Layout annotation records:
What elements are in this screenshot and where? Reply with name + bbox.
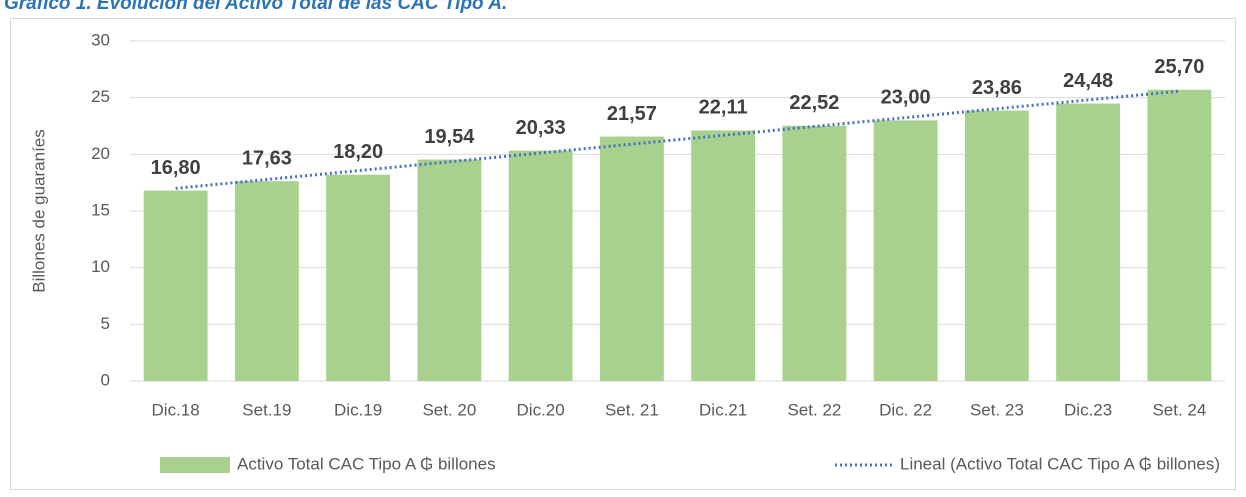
x-tick-label: Dic.18 — [152, 400, 200, 419]
data-label: 17,63 — [242, 147, 292, 169]
data-label: 25,70 — [1154, 56, 1204, 78]
bar — [326, 174, 391, 381]
data-label: 22,52 — [789, 92, 839, 114]
x-tick-label: Set. 20 — [422, 400, 476, 419]
x-tick-label: Set. 24 — [1152, 400, 1206, 419]
data-label: 22,11 — [699, 97, 748, 119]
x-tick-label: Set. 22 — [787, 400, 841, 419]
y-tick-label: 25 — [91, 87, 110, 106]
x-tick-label: Dic.23 — [1064, 400, 1112, 419]
bar — [873, 120, 938, 381]
y-axis-label: Billones de guaraníes — [29, 129, 48, 293]
bar — [417, 159, 482, 381]
y-tick-label: 15 — [91, 200, 110, 219]
x-tick-label: Dic.21 — [699, 400, 747, 419]
data-label: 16,80 — [151, 157, 201, 179]
bar — [1147, 89, 1212, 381]
bar — [599, 136, 664, 381]
data-label: 23,86 — [972, 77, 1022, 99]
y-tick-label: 10 — [91, 257, 110, 276]
data-label: 20,33 — [516, 117, 566, 139]
y-tick-label: 5 — [101, 314, 110, 333]
bar — [691, 130, 756, 381]
data-label: 21,57 — [607, 103, 657, 125]
data-label: 24,48 — [1063, 70, 1113, 92]
x-tick-label: Set.19 — [242, 400, 291, 419]
x-tick-label: Set. 23 — [970, 400, 1024, 419]
bar — [782, 125, 847, 381]
legend-swatch — [160, 457, 230, 473]
data-label: 18,20 — [333, 141, 383, 163]
y-tick-label: 30 — [91, 30, 110, 49]
data-label: 23,00 — [881, 87, 931, 109]
bar — [964, 110, 1029, 381]
x-tick-label: Dic.20 — [517, 400, 565, 419]
y-tick-label: 0 — [101, 370, 110, 389]
bar — [1056, 103, 1121, 381]
bar — [143, 190, 208, 381]
bar — [508, 150, 573, 381]
legend-label: Lineal (Activo Total CAC Tipo A ₲ billon… — [900, 454, 1220, 473]
y-tick-label: 20 — [91, 144, 110, 163]
chart-title: Gráfico 1. Evolución del Activo Total de… — [4, 0, 507, 14]
x-tick-label: Set. 21 — [605, 400, 659, 419]
bar — [234, 181, 299, 381]
x-tick-label: Dic. 22 — [879, 400, 932, 419]
trend-line — [175, 89, 1180, 190]
x-tick-label: Dic.19 — [334, 400, 382, 419]
data-label: 19,54 — [424, 126, 475, 148]
legend-label: Activo Total CAC Tipo A ₲ billones — [237, 454, 496, 473]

### Objective
Please format every line of the rows above as a numbered list, with blank lines and the pictures left out.

### Output of the task
1. What elements are in this screenshot and where? Reply with name + bbox.
2. x-tick-label: Dic.18 — [152, 400, 200, 419]
3. data-label: 17,63 — [242, 147, 292, 169]
4. data-label: 25,70 — [1154, 56, 1204, 78]
5. bar — [326, 174, 391, 381]
6. data-label: 22,52 — [789, 92, 839, 114]
7. x-tick-label: Set. 20 — [422, 400, 476, 419]
8. x-tick-label: Set. 24 — [1152, 400, 1206, 419]
9. data-label: 22,11 — [699, 97, 748, 119]
10. x-tick-label: Set. 22 — [787, 400, 841, 419]
11. y-tick-label: 25 — [91, 87, 110, 106]
12. x-tick-label: Dic.23 — [1064, 400, 1112, 419]
13. bar — [873, 120, 938, 381]
14. y-axis-label: Billones de guaraníes — [29, 129, 48, 293]
15. bar — [417, 159, 482, 381]
16. y-tick-label: 15 — [91, 200, 110, 219]
17. x-tick-label: Dic.21 — [699, 400, 747, 419]
18. data-label: 16,80 — [151, 157, 201, 179]
19. bar — [1147, 89, 1212, 381]
20. bar — [599, 136, 664, 381]
21. data-label: 23,86 — [972, 77, 1022, 99]
22. y-tick-label: 10 — [91, 257, 110, 276]
23. data-label: 20,33 — [516, 117, 566, 139]
24. y-tick-label: 5 — [101, 314, 110, 333]
25. bar — [691, 130, 756, 381]
26. data-label: 21,57 — [607, 103, 657, 125]
27. data-label: 24,48 — [1063, 70, 1113, 92]
28. x-tick-label: Set.19 — [242, 400, 291, 419]
29. x-tick-label: Set. 23 — [970, 400, 1024, 419]
30. bar — [782, 125, 847, 381]
31. legend-swatch — [160, 457, 230, 473]
32. data-label: 18,20 — [333, 141, 383, 163]
33. y-tick-label: 30 — [91, 30, 110, 49]
34. data-label: 23,00 — [881, 87, 931, 109]
35. bar — [964, 110, 1029, 381]
36. x-tick-label: Dic.20 — [517, 400, 565, 419]
37. y-tick-label: 0 — [101, 370, 110, 389]
38. bar — [1056, 103, 1121, 381]
39. bar — [143, 190, 208, 381]
40. bar — [508, 150, 573, 381]
41. legend-label: Lineal (Activo Total CAC Tipo A ₲ billon… — [900, 454, 1220, 473]
42. y-tick-label: 20 — [91, 144, 110, 163]
43. chart-title: Gráfico 1. Evolución del Activo Total de… — [4, 0, 507, 14]
44. x-tick-label: Set. 21 — [605, 400, 659, 419]
45. bar — [234, 181, 299, 381]
46. x-tick-label: Dic. 22 — [879, 400, 932, 419]
47. trend-line — [175, 89, 1180, 190]
48. x-tick-label: Dic.19 — [334, 400, 382, 419]
49. data-label: 19,54 — [424, 126, 475, 148]
50. legend-label: Activo Total CAC Tipo A ₲ billones — [237, 454, 496, 473]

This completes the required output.